STUDY MATERIAL —
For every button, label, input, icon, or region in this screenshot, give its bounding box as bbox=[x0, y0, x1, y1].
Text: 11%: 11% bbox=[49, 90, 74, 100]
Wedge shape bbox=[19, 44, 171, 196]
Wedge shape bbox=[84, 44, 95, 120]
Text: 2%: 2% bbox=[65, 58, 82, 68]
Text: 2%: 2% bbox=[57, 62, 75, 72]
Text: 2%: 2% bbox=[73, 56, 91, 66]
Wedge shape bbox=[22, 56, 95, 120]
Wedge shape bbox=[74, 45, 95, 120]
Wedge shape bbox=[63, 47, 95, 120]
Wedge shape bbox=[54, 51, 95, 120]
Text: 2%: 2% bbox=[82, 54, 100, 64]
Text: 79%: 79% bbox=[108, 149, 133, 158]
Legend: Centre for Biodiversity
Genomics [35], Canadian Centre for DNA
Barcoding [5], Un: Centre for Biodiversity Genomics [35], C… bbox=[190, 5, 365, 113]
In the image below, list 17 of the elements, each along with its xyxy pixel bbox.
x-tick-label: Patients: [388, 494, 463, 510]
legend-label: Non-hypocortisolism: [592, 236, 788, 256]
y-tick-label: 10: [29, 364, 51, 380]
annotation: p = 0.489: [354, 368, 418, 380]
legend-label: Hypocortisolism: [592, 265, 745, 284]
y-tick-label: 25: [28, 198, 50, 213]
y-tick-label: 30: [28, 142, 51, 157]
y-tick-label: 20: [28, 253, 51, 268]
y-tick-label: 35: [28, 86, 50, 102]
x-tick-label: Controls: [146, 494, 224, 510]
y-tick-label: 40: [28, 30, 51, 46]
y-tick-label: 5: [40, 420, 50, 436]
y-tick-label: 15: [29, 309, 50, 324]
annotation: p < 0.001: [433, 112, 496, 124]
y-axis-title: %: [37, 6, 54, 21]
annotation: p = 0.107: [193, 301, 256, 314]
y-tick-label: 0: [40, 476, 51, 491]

ASSIGNMENT — Tally the lines above in which the string "Biodiversity" occurs, and give the total with nothing added.

ANSWER SECTION — 2